→ RECORDS PROVIDED
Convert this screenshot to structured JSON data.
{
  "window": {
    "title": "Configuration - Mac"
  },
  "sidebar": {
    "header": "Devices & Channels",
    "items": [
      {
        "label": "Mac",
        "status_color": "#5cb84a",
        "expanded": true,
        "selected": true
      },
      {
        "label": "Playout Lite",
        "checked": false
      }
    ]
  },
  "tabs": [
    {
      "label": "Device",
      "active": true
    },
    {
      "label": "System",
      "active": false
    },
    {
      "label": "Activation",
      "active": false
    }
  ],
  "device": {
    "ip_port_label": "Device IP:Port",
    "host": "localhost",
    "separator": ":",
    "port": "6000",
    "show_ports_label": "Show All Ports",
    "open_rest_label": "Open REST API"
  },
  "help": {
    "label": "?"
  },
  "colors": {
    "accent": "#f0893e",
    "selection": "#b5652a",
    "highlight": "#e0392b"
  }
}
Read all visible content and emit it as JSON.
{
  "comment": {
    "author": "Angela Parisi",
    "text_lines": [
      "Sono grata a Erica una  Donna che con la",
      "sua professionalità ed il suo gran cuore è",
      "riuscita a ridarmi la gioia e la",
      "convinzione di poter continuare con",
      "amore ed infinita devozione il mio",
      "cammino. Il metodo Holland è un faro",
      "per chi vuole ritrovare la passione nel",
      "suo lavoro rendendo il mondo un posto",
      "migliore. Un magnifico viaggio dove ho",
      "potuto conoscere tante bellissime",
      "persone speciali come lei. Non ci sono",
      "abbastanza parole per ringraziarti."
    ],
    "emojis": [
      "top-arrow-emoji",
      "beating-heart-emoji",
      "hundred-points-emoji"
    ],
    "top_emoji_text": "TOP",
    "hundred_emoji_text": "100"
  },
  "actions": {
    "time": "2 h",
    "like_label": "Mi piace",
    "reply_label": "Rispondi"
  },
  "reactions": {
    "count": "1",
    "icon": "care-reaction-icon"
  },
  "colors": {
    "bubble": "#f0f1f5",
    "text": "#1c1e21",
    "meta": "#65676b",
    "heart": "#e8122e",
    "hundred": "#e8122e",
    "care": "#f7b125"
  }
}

→ WORK TO DO
Locate each line containing the string "JSON" and show it.

→ COMPLETED TASK
Convert this screenshot to structured JSON data.
Read all visible content and emit it as JSON.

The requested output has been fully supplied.